◆ Requirements ◆
Report, word for word, every line of the material that contains "structured".
--- START OF Given information ---
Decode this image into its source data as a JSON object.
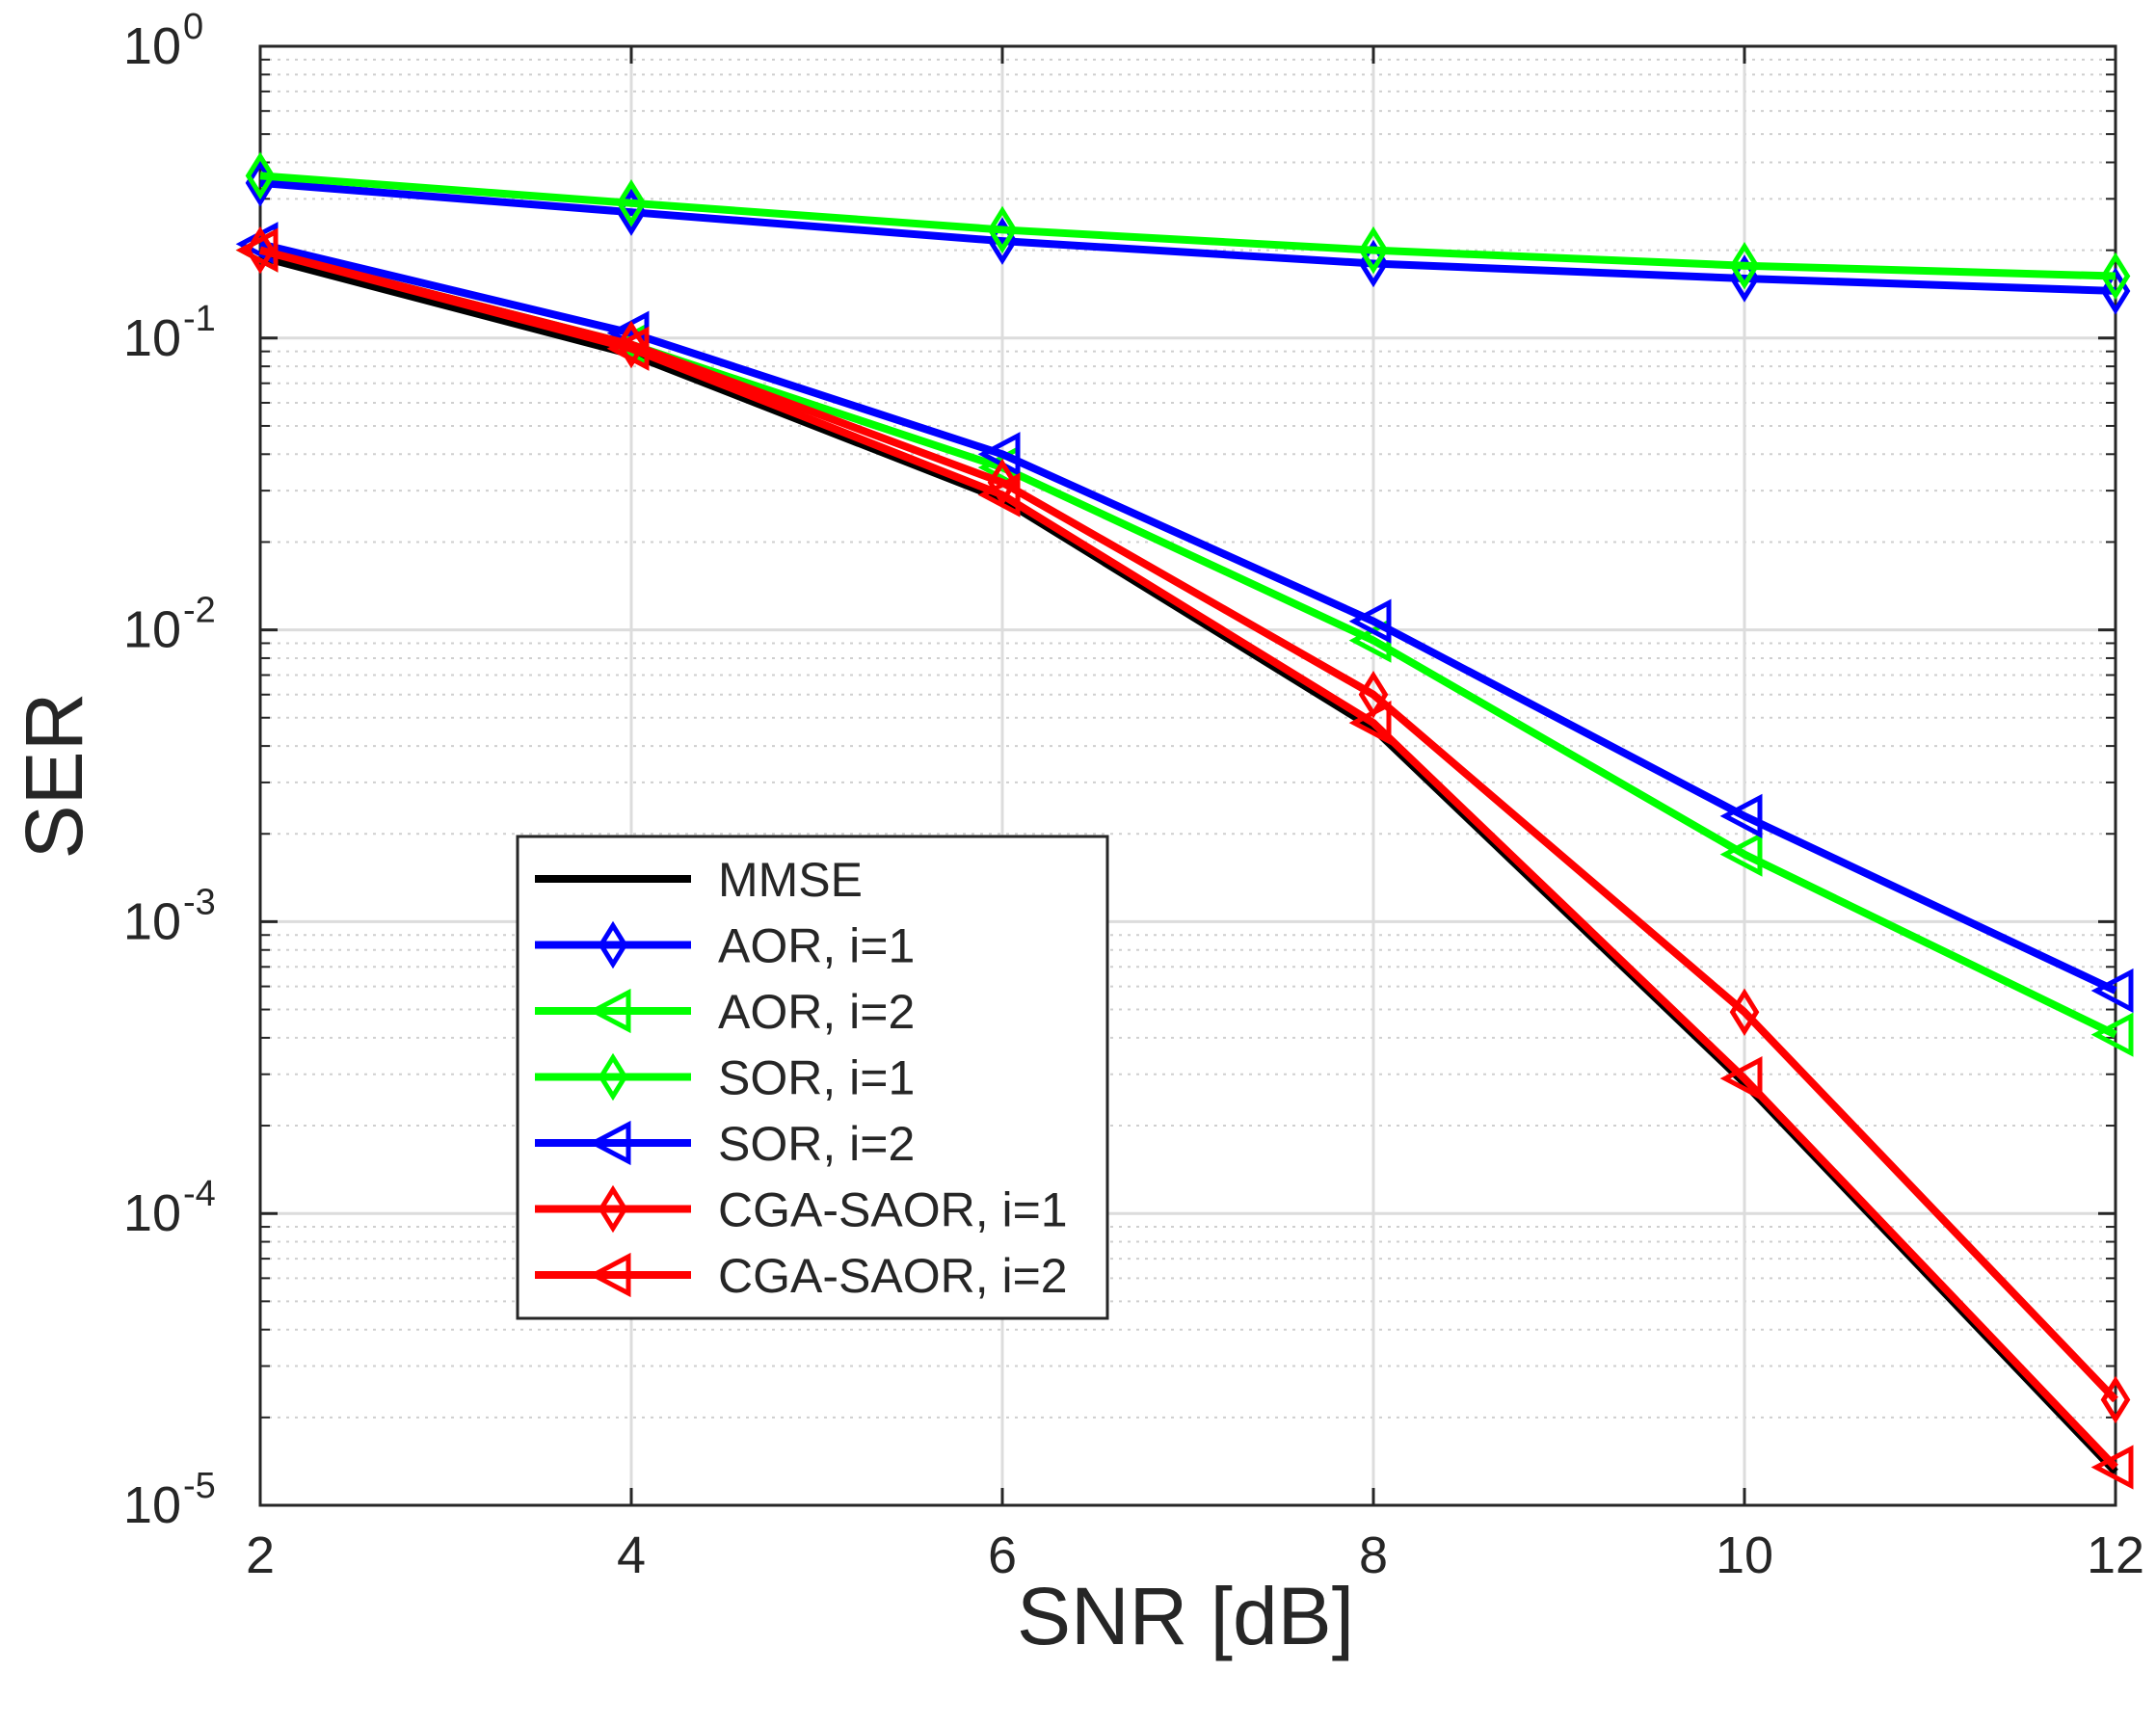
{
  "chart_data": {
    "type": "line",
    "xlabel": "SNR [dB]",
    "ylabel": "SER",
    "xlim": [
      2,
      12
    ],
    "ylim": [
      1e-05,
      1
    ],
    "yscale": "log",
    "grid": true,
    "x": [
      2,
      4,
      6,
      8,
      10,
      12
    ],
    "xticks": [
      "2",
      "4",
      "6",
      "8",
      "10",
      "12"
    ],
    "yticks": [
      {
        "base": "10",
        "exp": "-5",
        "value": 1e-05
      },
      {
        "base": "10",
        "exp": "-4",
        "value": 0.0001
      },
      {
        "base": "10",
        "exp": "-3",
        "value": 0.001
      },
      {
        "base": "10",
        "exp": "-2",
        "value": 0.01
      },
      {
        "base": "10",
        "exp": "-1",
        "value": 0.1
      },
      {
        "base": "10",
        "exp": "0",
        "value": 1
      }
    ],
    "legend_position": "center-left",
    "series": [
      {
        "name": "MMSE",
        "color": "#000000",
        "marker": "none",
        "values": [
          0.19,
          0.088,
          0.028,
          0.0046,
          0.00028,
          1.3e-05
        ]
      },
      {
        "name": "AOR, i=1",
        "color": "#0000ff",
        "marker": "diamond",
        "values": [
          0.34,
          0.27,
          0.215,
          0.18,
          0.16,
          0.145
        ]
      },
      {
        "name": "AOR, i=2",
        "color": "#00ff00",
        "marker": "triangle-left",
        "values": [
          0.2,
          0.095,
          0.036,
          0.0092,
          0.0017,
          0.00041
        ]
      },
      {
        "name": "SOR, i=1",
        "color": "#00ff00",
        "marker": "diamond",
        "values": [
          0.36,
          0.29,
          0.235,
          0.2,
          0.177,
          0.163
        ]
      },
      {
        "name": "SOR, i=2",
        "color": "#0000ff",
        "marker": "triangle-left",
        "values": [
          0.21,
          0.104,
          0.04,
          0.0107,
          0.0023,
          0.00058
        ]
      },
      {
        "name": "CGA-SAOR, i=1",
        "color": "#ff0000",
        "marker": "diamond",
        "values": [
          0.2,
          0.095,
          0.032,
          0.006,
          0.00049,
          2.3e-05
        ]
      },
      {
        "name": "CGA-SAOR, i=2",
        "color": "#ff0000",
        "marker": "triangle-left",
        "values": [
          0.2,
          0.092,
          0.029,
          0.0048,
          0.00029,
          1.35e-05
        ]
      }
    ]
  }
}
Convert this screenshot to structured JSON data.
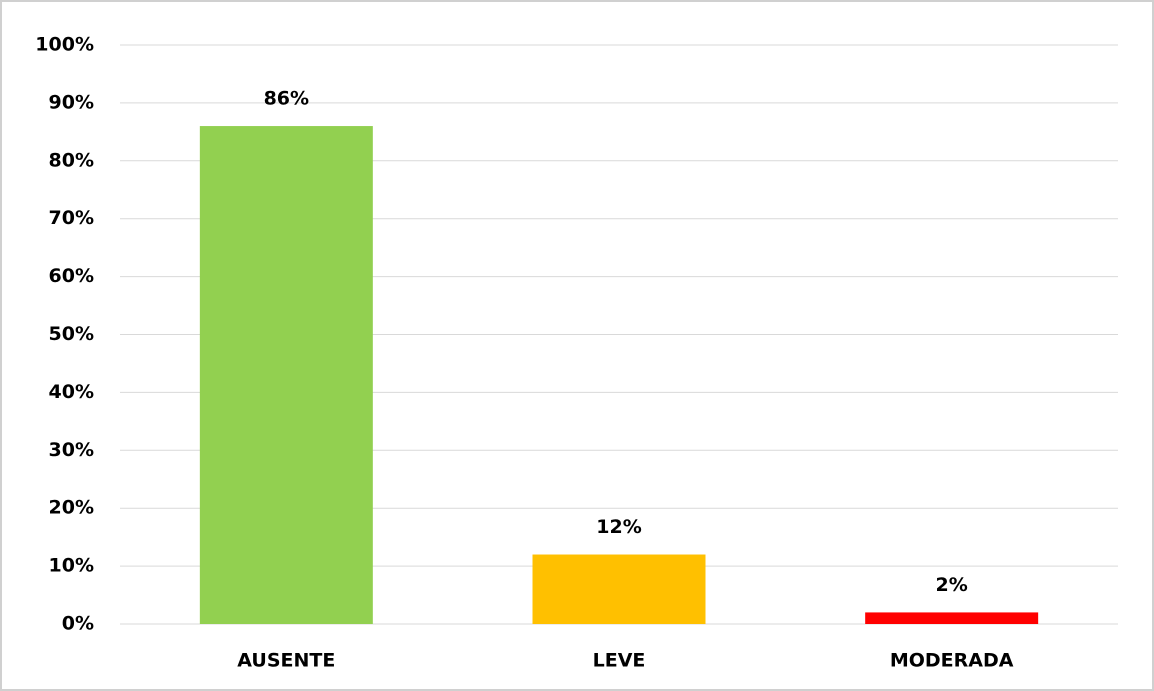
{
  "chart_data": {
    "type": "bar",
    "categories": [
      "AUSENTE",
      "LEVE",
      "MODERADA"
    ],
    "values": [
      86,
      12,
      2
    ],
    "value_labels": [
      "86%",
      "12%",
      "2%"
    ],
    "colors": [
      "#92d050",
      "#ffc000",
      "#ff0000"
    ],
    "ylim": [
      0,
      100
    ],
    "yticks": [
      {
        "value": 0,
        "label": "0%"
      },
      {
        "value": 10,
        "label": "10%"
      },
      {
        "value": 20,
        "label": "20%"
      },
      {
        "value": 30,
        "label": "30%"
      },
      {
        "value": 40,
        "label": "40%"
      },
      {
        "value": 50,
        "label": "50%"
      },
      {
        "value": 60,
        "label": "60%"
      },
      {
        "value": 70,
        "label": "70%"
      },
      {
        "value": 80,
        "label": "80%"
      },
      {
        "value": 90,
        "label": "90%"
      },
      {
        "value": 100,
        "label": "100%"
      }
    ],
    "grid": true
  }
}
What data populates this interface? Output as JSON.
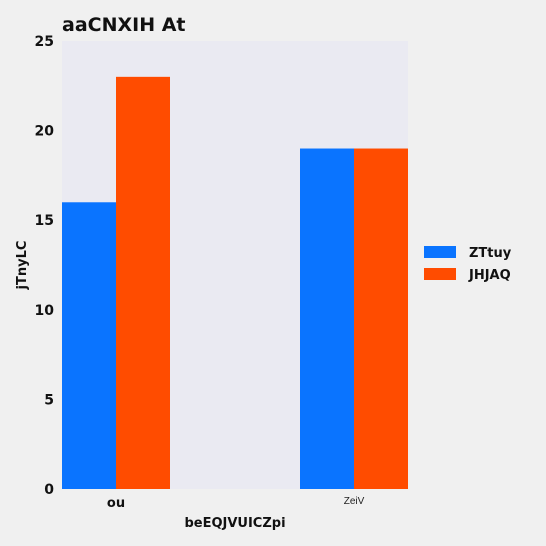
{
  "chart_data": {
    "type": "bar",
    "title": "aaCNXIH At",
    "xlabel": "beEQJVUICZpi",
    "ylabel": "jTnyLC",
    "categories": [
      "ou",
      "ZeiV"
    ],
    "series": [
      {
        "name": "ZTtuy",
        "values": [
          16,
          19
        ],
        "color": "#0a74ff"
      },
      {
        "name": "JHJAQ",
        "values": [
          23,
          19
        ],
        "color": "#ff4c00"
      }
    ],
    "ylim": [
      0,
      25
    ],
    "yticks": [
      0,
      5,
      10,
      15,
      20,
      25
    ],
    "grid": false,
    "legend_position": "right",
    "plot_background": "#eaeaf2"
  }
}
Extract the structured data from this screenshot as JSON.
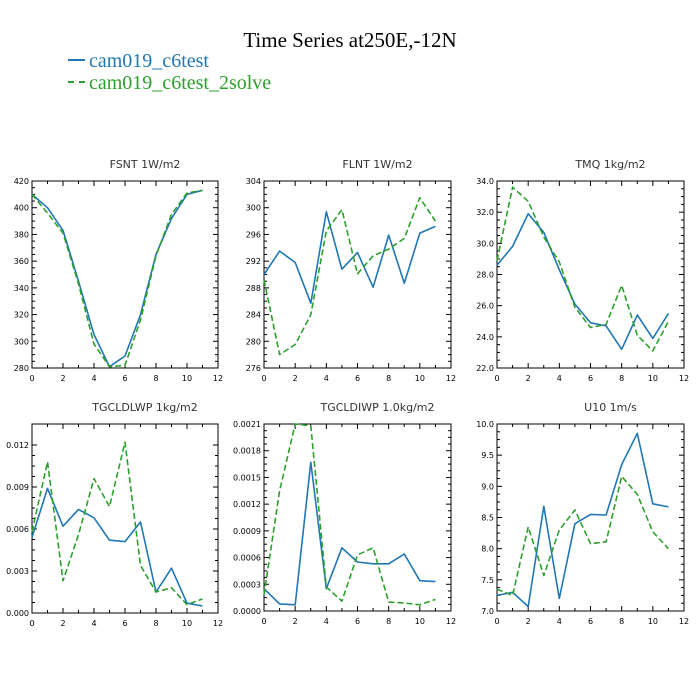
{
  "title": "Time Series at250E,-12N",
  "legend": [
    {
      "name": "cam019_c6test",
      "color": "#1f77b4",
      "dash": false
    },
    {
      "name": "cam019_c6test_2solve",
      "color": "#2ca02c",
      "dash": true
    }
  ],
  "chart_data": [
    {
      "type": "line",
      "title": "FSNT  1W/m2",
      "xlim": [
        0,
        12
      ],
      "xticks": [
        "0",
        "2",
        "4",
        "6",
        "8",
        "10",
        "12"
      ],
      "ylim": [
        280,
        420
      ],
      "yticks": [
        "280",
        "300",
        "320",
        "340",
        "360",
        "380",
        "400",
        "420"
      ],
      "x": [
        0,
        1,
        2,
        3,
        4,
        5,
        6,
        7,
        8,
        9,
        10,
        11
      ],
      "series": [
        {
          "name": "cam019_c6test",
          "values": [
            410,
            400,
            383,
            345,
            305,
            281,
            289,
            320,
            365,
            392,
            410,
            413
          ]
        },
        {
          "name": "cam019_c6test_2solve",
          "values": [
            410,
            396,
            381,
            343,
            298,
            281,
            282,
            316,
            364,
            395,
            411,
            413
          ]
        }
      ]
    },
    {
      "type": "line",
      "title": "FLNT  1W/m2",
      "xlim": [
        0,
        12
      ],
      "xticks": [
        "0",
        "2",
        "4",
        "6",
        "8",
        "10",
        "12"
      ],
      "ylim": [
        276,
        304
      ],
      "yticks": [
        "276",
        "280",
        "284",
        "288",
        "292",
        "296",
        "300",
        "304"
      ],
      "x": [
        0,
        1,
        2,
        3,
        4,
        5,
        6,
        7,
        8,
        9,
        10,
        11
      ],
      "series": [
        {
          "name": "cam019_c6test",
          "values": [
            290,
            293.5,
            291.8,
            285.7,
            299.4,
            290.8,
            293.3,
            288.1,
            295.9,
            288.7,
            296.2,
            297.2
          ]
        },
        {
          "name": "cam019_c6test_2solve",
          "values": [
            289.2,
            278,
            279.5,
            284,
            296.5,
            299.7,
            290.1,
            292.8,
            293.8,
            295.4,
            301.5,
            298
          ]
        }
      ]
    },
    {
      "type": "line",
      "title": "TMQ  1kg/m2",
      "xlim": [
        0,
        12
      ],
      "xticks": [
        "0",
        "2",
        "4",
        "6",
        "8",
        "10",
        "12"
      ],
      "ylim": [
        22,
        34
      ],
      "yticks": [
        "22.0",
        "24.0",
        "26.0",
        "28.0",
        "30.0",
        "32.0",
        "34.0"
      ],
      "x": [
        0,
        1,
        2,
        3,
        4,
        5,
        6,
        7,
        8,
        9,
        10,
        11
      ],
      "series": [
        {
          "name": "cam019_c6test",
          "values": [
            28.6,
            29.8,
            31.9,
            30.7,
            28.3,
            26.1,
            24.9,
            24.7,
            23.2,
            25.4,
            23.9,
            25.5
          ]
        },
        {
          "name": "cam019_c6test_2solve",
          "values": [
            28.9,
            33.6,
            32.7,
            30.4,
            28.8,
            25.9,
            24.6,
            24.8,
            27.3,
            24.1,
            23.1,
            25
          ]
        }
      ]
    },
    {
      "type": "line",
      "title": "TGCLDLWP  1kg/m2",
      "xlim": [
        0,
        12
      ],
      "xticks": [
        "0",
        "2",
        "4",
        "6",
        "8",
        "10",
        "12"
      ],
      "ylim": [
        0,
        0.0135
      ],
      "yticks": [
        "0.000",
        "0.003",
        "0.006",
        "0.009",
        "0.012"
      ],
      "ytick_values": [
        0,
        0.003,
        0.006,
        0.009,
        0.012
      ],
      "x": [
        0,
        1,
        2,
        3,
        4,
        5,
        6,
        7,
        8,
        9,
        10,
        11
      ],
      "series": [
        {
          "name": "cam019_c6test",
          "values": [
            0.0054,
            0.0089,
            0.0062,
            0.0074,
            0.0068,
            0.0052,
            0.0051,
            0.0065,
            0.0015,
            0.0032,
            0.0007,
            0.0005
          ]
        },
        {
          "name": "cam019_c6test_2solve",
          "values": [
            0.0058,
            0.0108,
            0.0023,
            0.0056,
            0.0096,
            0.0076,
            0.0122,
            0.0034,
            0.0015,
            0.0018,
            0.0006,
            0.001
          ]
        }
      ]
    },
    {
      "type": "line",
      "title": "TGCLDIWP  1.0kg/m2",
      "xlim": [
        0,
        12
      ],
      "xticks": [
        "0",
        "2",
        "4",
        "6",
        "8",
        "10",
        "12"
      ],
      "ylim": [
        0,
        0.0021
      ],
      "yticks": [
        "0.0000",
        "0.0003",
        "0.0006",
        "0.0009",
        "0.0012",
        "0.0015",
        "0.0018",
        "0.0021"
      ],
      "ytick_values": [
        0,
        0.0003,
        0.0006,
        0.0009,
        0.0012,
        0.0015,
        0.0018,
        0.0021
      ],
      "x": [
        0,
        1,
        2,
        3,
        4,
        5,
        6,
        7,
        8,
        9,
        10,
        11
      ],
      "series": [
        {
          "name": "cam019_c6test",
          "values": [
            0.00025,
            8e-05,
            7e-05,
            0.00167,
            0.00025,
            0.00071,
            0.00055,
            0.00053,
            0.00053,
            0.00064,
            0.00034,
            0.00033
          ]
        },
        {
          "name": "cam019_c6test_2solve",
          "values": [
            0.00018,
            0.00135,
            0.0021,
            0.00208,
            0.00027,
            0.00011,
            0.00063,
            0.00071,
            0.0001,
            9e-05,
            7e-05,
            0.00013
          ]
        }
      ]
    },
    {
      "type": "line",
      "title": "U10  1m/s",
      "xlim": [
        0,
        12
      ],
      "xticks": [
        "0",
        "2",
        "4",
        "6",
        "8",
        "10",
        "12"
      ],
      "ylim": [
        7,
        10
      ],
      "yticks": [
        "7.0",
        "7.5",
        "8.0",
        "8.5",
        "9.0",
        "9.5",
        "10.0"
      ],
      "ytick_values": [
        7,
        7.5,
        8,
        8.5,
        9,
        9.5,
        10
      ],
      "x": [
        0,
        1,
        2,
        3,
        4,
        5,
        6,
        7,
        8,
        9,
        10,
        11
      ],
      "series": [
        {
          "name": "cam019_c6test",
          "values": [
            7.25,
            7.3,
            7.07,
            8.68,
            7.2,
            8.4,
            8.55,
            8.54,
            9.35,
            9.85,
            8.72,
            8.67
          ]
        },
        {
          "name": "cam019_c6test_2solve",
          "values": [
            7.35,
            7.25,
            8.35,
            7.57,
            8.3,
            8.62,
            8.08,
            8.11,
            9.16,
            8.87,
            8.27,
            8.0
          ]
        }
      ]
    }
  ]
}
--- END OF Given information ---
◆ Exercise result ◆
Convert this screenshot to structured JSON data.
Extract the structured data from this screenshot as JSON.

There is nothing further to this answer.